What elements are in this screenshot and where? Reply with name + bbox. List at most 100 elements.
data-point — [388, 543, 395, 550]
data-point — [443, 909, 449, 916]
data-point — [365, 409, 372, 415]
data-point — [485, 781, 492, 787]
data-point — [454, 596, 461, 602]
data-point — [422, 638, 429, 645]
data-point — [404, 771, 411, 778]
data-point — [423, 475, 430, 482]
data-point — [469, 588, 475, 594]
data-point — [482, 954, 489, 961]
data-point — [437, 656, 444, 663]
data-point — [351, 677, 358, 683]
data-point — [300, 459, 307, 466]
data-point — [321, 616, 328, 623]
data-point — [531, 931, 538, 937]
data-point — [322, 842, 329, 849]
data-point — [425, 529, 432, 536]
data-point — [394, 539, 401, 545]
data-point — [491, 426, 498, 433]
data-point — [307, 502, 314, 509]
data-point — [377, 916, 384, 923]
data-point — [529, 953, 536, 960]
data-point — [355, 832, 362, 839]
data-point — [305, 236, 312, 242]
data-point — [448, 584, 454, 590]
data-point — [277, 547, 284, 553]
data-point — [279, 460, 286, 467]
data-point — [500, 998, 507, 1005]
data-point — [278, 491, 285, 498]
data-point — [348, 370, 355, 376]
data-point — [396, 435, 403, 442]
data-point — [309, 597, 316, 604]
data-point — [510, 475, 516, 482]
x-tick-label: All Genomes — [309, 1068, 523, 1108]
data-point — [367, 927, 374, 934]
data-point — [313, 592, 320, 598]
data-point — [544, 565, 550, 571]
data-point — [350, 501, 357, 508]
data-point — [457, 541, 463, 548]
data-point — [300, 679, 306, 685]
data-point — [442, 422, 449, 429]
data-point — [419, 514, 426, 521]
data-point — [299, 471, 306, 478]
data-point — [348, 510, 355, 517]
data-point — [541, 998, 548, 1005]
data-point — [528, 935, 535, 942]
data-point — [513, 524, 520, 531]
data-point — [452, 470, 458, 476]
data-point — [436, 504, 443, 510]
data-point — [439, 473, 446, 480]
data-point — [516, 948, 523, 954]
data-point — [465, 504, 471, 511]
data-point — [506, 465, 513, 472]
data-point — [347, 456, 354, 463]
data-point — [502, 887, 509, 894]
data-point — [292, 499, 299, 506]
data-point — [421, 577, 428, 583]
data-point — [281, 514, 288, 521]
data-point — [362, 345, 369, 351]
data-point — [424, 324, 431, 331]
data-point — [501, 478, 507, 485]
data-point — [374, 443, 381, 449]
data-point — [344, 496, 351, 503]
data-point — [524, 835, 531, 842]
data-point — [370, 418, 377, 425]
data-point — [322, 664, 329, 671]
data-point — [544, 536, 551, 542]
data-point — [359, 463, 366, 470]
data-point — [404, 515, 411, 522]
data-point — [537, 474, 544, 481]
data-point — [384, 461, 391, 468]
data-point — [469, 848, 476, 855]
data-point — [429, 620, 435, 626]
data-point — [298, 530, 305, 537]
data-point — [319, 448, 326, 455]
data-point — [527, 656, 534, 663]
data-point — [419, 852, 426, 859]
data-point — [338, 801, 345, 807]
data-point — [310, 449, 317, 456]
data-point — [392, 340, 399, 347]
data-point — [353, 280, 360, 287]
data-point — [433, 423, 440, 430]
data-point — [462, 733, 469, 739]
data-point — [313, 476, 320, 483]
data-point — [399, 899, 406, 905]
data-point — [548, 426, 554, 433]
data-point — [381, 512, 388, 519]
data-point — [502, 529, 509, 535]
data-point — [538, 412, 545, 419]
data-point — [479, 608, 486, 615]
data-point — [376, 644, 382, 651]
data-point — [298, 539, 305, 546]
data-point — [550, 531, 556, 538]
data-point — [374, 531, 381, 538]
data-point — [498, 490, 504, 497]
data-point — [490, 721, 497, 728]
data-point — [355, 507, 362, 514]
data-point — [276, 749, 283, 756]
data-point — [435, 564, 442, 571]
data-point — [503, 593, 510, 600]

Exercise aim:
Reproduce the full listing above, keeping every line intact.

Solution:
What elements are in this screenshot and where? Reply with name + bbox. List at most 100 elements.
data-point — [388, 543, 395, 550]
data-point — [443, 909, 449, 916]
data-point — [365, 409, 372, 415]
data-point — [485, 781, 492, 787]
data-point — [454, 596, 461, 602]
data-point — [422, 638, 429, 645]
data-point — [404, 771, 411, 778]
data-point — [423, 475, 430, 482]
data-point — [469, 588, 475, 594]
data-point — [482, 954, 489, 961]
data-point — [437, 656, 444, 663]
data-point — [351, 677, 358, 683]
data-point — [300, 459, 307, 466]
data-point — [321, 616, 328, 623]
data-point — [531, 931, 538, 937]
data-point — [322, 842, 329, 849]
data-point — [425, 529, 432, 536]
data-point — [394, 539, 401, 545]
data-point — [491, 426, 498, 433]
data-point — [307, 502, 314, 509]
data-point — [377, 916, 384, 923]
data-point — [529, 953, 536, 960]
data-point — [355, 832, 362, 839]
data-point — [305, 236, 312, 242]
data-point — [448, 584, 454, 590]
data-point — [277, 547, 284, 553]
data-point — [279, 460, 286, 467]
data-point — [500, 998, 507, 1005]
data-point — [278, 491, 285, 498]
data-point — [348, 370, 355, 376]
data-point — [396, 435, 403, 442]
data-point — [309, 597, 316, 604]
data-point — [510, 475, 516, 482]
x-tick-label: All Genomes — [309, 1068, 523, 1108]
data-point — [367, 927, 374, 934]
data-point — [313, 592, 320, 598]
data-point — [544, 565, 550, 571]
data-point — [350, 501, 357, 508]
data-point — [457, 541, 463, 548]
data-point — [300, 679, 306, 685]
data-point — [442, 422, 449, 429]
data-point — [419, 514, 426, 521]
data-point — [299, 471, 306, 478]
data-point — [348, 510, 355, 517]
data-point — [541, 998, 548, 1005]
data-point — [528, 935, 535, 942]
data-point — [513, 524, 520, 531]
data-point — [452, 470, 458, 476]
data-point — [436, 504, 443, 510]
data-point — [439, 473, 446, 480]
data-point — [516, 948, 523, 954]
data-point — [465, 504, 471, 511]
data-point — [506, 465, 513, 472]
data-point — [347, 456, 354, 463]
data-point — [502, 887, 509, 894]
data-point — [292, 499, 299, 506]
data-point — [421, 577, 428, 583]
data-point — [281, 514, 288, 521]
data-point — [362, 345, 369, 351]
data-point — [424, 324, 431, 331]
data-point — [501, 478, 507, 485]
data-point — [374, 443, 381, 449]
data-point — [344, 496, 351, 503]
data-point — [524, 835, 531, 842]
data-point — [370, 418, 377, 425]
data-point — [322, 664, 329, 671]
data-point — [544, 536, 551, 542]
data-point — [359, 463, 366, 470]
data-point — [404, 515, 411, 522]
data-point — [537, 474, 544, 481]
data-point — [384, 461, 391, 468]
data-point — [469, 848, 476, 855]
data-point — [429, 620, 435, 626]
data-point — [298, 530, 305, 537]
data-point — [319, 448, 326, 455]
data-point — [527, 656, 534, 663]
data-point — [419, 852, 426, 859]
data-point — [338, 801, 345, 807]
data-point — [310, 449, 317, 456]
data-point — [392, 340, 399, 347]
data-point — [353, 280, 360, 287]
data-point — [433, 423, 440, 430]
data-point — [462, 733, 469, 739]
data-point — [313, 476, 320, 483]
data-point — [399, 899, 406, 905]
data-point — [548, 426, 554, 433]
data-point — [381, 512, 388, 519]
data-point — [502, 529, 509, 535]
data-point — [538, 412, 545, 419]
data-point — [479, 608, 486, 615]
data-point — [376, 644, 382, 651]
data-point — [298, 539, 305, 546]
data-point — [550, 531, 556, 538]
data-point — [374, 531, 381, 538]
data-point — [498, 490, 504, 497]
data-point — [490, 721, 497, 728]
data-point — [355, 507, 362, 514]
data-point — [276, 749, 283, 756]
data-point — [435, 564, 442, 571]
data-point — [503, 593, 510, 600]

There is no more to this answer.